Aim: Gather every line of the material below that contains the word "from" and copy each one out in full.

Input records:

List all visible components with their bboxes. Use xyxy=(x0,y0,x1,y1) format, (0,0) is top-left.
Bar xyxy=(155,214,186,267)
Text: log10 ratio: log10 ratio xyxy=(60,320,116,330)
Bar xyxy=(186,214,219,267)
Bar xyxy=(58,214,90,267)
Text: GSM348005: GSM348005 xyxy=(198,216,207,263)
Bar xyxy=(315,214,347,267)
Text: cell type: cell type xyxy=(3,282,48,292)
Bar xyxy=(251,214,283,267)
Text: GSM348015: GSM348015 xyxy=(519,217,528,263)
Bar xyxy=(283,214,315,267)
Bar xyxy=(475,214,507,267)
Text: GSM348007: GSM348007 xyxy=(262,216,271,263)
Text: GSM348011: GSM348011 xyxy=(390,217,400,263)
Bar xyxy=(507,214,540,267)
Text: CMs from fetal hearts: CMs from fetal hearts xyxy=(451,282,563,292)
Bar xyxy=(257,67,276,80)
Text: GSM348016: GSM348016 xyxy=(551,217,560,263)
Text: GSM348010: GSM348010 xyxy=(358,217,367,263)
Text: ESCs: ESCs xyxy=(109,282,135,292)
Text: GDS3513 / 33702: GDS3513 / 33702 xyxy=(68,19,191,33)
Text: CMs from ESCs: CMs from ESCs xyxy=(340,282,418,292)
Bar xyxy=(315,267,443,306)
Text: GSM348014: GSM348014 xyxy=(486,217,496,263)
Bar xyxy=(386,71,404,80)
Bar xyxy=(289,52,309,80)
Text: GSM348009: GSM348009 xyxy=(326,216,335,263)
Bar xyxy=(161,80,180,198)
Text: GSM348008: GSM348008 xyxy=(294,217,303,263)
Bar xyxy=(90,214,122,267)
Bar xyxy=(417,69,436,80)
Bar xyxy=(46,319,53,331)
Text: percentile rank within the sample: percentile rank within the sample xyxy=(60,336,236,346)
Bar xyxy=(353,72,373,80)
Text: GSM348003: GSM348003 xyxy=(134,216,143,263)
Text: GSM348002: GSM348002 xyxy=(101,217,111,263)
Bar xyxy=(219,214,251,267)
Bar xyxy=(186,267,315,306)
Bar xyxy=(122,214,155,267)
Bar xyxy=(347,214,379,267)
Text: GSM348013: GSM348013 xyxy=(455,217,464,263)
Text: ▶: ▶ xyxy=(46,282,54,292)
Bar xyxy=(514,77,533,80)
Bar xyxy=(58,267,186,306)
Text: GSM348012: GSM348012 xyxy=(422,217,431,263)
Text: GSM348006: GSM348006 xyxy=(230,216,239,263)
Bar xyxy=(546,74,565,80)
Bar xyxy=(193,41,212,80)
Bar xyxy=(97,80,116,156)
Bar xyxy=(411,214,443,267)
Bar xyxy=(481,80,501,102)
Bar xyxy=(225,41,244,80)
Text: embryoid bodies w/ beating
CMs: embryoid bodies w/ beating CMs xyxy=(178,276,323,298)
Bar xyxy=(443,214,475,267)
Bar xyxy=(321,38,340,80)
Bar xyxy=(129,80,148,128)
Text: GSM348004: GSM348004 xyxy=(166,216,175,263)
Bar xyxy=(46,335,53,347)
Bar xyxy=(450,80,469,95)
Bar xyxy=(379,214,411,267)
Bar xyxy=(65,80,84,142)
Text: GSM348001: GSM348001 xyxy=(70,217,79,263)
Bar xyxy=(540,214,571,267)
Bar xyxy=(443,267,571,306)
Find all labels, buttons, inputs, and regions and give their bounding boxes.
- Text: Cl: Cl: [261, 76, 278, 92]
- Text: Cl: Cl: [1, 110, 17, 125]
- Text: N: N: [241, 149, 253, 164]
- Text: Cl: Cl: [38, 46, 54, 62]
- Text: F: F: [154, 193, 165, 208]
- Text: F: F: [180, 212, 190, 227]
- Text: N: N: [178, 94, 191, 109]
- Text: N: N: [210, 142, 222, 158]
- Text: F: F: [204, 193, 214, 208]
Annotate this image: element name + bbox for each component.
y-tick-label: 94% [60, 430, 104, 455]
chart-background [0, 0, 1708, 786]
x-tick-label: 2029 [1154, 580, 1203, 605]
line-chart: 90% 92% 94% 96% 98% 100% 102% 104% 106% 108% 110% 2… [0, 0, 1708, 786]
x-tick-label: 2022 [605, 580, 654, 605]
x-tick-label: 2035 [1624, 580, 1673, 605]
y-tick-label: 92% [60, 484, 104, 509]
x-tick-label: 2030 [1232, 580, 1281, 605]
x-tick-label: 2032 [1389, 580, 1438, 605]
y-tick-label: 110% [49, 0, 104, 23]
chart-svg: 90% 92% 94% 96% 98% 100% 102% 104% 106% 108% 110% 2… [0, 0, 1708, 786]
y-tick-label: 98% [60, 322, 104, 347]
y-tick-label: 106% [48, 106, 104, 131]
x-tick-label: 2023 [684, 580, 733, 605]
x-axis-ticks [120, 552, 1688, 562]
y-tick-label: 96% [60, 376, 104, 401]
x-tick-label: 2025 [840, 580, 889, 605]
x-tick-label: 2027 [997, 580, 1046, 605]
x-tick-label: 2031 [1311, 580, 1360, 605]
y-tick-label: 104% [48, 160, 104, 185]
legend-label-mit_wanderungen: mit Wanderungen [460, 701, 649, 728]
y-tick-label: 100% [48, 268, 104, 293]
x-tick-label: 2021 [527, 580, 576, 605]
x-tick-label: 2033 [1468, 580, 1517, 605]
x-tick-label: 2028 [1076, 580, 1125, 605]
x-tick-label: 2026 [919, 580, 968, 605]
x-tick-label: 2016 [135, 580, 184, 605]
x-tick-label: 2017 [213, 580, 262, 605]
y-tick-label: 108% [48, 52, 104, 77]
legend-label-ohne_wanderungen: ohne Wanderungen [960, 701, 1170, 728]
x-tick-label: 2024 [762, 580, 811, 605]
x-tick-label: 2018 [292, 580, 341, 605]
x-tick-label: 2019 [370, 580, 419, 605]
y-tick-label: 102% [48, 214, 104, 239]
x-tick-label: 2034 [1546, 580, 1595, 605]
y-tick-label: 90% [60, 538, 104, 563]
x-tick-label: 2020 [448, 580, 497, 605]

Answer:
Text: CMs from fetal hearts: CMs from fetal hearts xyxy=(451,282,563,292)
Text: CMs from ESCs: CMs from ESCs xyxy=(340,282,418,292)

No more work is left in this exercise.